■ **Passage shown**
** START **

# Please help!!



## Guest (Nov 14, 2011)

hello, i recently received a citation for a public drunkenness. I have a clean record and never got into trouble before. I went to the magistrate today and i was going to plead guilty and just pay the fine but i am in the process of joining the air force and have a set date to go to meps in a week and i cant get into the air force with a public drunkenness. So when i went to the magistrates office they said they have nothing on file yet. So my recruiter wrote a letter for me to give to the officer that gave me the citation to see if he can give me a different charge so i can qualify to get in. Do I have any other options right now? I did not plead guilty or guilty yet and there is no citations at the magistrates yet. Thanks for your time and response. It is very appreciated


----------



## adroitcuffs (Jun 3, 2006)

So what you're saying is that you would like the officer to make up some other charge (i.e. L-I-E) to cover up your irresponsible behaviour to make your future easier? Methinks ye should have considered the consequences of your actions prior to acting.


----------



## LGriffin (Apr 2, 2009)

> Do I have any other options right now?


Aim higher


----------



## niteowl1970 (Jul 7, 2009)

corey89 said:


> So my recruiter wrote a letter for me to give to the officer that gave me the citation to see if he can give me a different charge so i can qualify to get in.


If the Air Force doesn't work out you should consider joining the French Foreign Legion. They are a lot more flexible when it comes to recruits with criminal records.

"Honneur et Fidélité"

http://www.legion-recrute.com/en/


----------



## Guest (Nov 15, 2011)

This is MassCops.....Mass meaning Massachusetts. Being drunk in public is no longer a crime in Massachusetts. Please direct your question to an appropriate forum.

** END **

■ **Dataset content**
** START **

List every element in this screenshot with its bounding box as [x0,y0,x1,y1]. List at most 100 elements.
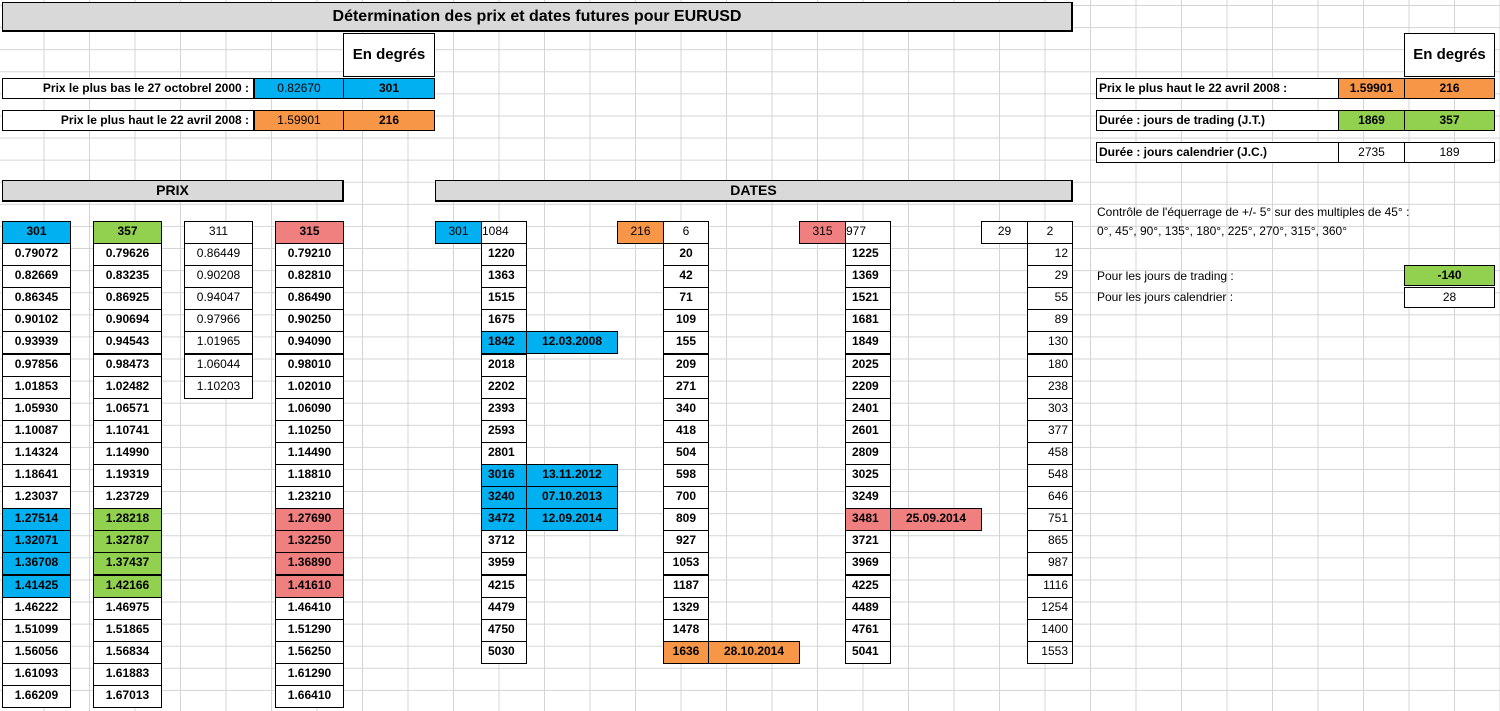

** END **

Repeat the forum thread above word for word, from "http://www.legion-recrute.com/en/" to "an appropriate forum.".

■ **Expected output**
http://www.legion-recrute.com/en/


----------



## Guest (Nov 15, 2011)

This is MassCops.....Mass meaning Massachusetts. Being drunk in public is no longer a crime in Massachusetts. Please direct your question to an appropriate forum.